◆ **TASK TO CARRY OUT**: Return every record verbatim.

(Stored records)
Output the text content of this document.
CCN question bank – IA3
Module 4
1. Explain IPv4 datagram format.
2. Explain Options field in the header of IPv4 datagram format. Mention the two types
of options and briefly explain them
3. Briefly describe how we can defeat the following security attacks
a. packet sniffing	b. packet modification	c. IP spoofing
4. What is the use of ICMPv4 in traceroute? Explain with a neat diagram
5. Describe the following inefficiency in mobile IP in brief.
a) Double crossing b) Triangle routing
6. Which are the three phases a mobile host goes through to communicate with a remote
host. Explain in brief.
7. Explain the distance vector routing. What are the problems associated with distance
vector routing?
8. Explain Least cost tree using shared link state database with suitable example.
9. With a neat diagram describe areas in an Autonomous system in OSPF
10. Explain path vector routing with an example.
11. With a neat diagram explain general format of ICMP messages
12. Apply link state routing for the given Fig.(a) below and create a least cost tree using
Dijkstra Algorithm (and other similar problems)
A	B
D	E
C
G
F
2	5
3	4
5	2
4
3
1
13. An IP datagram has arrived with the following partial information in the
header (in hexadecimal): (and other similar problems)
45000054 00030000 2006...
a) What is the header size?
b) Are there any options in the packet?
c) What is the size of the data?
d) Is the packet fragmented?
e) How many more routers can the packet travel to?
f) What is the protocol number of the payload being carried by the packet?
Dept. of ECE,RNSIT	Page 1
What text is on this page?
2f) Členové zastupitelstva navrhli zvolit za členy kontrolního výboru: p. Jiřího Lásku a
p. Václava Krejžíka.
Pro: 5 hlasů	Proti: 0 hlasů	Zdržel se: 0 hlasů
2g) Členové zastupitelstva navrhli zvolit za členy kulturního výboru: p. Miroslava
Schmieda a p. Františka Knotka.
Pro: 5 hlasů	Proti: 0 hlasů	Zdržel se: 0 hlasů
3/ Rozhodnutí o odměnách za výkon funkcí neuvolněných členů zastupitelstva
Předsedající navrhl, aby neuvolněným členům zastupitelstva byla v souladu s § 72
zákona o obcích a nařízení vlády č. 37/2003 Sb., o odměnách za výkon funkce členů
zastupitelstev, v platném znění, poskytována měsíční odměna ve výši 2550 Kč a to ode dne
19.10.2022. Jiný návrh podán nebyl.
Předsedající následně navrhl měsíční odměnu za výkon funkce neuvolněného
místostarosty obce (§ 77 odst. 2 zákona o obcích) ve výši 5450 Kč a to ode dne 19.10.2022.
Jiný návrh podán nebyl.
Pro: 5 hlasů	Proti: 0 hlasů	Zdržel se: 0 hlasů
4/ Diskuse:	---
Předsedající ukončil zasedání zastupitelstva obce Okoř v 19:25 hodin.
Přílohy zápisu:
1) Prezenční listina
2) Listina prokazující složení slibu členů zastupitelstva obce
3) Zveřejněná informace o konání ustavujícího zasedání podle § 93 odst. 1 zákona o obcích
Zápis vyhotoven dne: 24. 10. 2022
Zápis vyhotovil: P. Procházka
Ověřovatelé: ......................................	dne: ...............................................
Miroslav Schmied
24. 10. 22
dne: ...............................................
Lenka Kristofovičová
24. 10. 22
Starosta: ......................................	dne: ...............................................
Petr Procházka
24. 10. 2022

◆ **WRITTEN RESPONSE**:
Output the text content of this document.
CCN question bank – IA3
Module 4
1. Explain IPv4 datagram format.
2. Explain Options field in the header of IPv4 datagram format. Mention the two types
of options and briefly explain them
3. Briefly describe how we can defeat the following security attacks
a. packet sniffing	b. packet modification	c. IP spoofing
4. What is the use of ICMPv4 in traceroute? Explain with a neat diagram
5. Describe the following inefficiency in mobile IP in brief.
a) Double crossing b) Triangle routing
6. Which are the three phases a mobile host goes through to communicate with a remote
host. Explain in brief.
7. Explain the distance vector routing. What are the problems associated with distance
vector routing?
8. Explain Least cost tree using shared link state database with suitable example.
9. With a neat diagram describe areas in an Autonomous system in OSPF
10. Explain path vector routing with an example.
11. With a neat diagram explain general format of ICMP messages
12. Apply link state routing for the given Fig.(a) below and create a least cost tree using
Dijkstra Algorithm (and other similar problems)
A	B
D	E
C
G
F
2	5
3	4
5	2
4
3
1
13. An IP datagram has arrived with the following partial information in the
header (in hexadecimal): (and other similar problems)
45000054 00030000 2006...
a) What is the header size?
b) Are there any options in the packet?
c) What is the size of the data?
d) Is the packet fragmented?
e) How many more routers can the packet travel to?
f) What is the protocol number of the payload being carried by the packet?
Dept. of ECE,RNSIT	Page 1
What text is on this page?
2f) Členové zastupitelstva navrhli zvolit za členy kontrolního výboru: p. Jiřího Lásku a
p. Václava Krejžíka.
Pro: 5 hlasů	Proti: 0 hlasů	Zdržel se: 0 hlasů
2g) Členové zastupitelstva navrhli zvolit za členy kulturního výboru: p. Miroslava
Schmieda a p. Františka Knotka.
Pro: 5 hlasů	Proti: 0 hlasů	Zdržel se: 0 hlasů
3/ Rozhodnutí o odměnách za výkon funkcí neuvolněných členů zastupitelstva
Předsedající navrhl, aby neuvolněným členům zastupitelstva byla v souladu s § 72
zákona o obcích a nařízení vlády č. 37/2003 Sb., o odměnách za výkon funkce členů
zastupitelstev, v platném znění, poskytována měsíční odměna ve výši 2550 Kč a to ode dne
19.10.2022. Jiný návrh podán nebyl.
Předsedající následně navrhl měsíční odměnu za výkon funkce neuvolněného
místostarosty obce (§ 77 odst. 2 zákona o obcích) ve výši 5450 Kč a to ode dne 19.10.2022.
Jiný návrh podán nebyl.
Pro: 5 hlasů	Proti: 0 hlasů	Zdržel se: 0 hlasů
4/ Diskuse:	---
Předsedající ukončil zasedání zastupitelstva obce Okoř v 19:25 hodin.
Přílohy zápisu:
1) Prezenční listina
2) Listina prokazující složení slibu členů zastupitelstva obce
3) Zveřejněná informace o konání ustavujícího zasedání podle § 93 odst. 1 zákona o obcích
Zápis vyhotoven dne: 24. 10. 2022
Zápis vyhotovil: P. Procházka
Ověřovatelé: ......................................	dne: ...............................................
Miroslav Schmied
24. 10. 22
dne: ...............................................
Lenka Kristofovičová
24. 10. 22
Starosta: ......................................	dne: ...............................................
Petr Procházka
24. 10. 2022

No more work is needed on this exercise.